Goal: Find each line with the string "Social" and report it.

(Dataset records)
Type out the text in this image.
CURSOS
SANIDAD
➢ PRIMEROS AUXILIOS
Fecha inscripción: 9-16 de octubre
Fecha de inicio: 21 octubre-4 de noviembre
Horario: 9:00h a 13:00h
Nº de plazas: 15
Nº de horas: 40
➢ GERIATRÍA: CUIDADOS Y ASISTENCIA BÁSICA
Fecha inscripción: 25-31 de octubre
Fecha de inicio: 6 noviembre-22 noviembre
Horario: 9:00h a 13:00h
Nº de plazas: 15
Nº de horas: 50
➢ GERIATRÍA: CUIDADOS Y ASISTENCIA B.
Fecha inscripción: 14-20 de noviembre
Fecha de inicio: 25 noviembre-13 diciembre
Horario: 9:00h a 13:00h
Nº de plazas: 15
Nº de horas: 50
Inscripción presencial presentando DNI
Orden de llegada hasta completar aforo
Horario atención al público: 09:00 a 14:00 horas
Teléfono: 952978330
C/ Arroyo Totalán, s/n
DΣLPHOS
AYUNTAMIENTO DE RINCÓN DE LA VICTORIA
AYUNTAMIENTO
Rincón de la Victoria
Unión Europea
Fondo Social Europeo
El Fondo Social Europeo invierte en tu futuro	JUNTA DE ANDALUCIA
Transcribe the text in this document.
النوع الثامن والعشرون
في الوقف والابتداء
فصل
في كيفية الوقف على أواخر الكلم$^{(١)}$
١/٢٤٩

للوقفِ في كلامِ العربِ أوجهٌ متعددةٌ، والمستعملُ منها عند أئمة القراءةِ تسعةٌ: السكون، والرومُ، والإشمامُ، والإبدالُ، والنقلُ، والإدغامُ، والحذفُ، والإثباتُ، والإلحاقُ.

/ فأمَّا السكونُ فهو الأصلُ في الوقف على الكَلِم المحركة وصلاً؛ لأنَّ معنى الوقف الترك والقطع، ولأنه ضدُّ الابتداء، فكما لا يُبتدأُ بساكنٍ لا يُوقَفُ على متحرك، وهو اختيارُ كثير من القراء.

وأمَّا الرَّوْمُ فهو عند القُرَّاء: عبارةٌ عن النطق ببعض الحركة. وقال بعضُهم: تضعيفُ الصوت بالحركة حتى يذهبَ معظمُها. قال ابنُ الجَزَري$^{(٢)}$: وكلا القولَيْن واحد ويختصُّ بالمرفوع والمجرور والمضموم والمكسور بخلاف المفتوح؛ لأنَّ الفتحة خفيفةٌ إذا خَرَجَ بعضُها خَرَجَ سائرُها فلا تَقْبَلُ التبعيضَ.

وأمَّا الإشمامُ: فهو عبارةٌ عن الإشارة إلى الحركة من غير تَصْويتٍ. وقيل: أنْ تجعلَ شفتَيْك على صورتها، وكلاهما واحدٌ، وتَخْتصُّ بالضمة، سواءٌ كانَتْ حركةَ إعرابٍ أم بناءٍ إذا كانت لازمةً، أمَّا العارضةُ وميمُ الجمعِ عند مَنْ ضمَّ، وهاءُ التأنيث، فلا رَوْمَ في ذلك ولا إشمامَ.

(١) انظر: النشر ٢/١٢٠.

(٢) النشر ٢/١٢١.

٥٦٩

Output of the task:
Fondo Social Europeo
El Fondo Social Europeo invierte en tu futuro	JUNTA DE ANDALUCIA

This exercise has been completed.